# [SHORT EXERCISE]
Restate the entries below verbatim.

# [RECORDS SUPPLIED]
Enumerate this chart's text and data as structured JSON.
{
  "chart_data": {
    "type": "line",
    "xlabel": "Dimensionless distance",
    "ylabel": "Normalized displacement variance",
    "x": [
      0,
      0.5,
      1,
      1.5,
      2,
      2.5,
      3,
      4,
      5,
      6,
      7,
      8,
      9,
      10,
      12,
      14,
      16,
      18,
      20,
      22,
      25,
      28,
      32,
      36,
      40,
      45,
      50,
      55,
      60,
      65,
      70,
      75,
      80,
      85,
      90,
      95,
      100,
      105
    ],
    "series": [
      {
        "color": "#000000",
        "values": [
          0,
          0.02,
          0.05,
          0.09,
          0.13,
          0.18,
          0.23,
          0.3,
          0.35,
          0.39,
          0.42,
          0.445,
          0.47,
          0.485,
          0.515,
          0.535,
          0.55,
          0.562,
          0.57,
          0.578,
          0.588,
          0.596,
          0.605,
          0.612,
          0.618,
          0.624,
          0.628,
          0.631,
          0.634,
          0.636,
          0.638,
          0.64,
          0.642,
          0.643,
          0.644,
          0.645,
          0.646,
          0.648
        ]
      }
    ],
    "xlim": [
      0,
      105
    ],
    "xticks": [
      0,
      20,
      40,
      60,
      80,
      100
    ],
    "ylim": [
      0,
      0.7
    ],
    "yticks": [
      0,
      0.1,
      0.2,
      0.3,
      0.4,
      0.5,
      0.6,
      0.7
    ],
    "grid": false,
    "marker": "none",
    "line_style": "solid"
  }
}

# [SOLUTION FOR THIS PROBLEM]
Enumerate this chart's text and data as structured JSON.
{
  "chart_data": {
    "type": "line",
    "xlabel": "Dimensionless distance",
    "ylabel": "Normalized displacement variance",
    "x": [
      0,
      0.5,
      1,
      1.5,
      2,
      2.5,
      3,
      4,
      5,
      6,
      7,
      8,
      9,
      10,
      12,
      14,
      16,
      18,
      20,
      22,
      25,
      28,
      32,
      36,
      40,
      45,
      50,
      55,
      60,
      65,
      70,
      75,
      80,
      85,
      90,
      95,
      100,
      105
    ],
    "series": [
      {
        "color": "#000000",
        "values": [
          0,
          0.02,
          0.05,
          0.09,
          0.13,
          0.18,
          0.23,
          0.3,
          0.35,
          0.39,
          0.42,
          0.445,
          0.47,
          0.485,
          0.515,
          0.535,
          0.55,
          0.562,
          0.57,
          0.578,
          0.588,
          0.596,
          0.605,
          0.612,
          0.618,
          0.624,
          0.628,
          0.631,
          0.634,
          0.636,
          0.638,
          0.64,
          0.642,
          0.643,
          0.644,
          0.645,
          0.646,
          0.648
        ]
      }
    ],
    "xlim": [
      0,
      105
    ],
    "xticks": [
      0,
      20,
      40,
      60,
      80,
      100
    ],
    "ylim": [
      0,
      0.7
    ],
    "yticks": [
      0,
      0.1,
      0.2,
      0.3,
      0.4,
      0.5,
      0.6,
      0.7
    ],
    "grid": false,
    "marker": "none",
    "line_style": "solid"
  }
}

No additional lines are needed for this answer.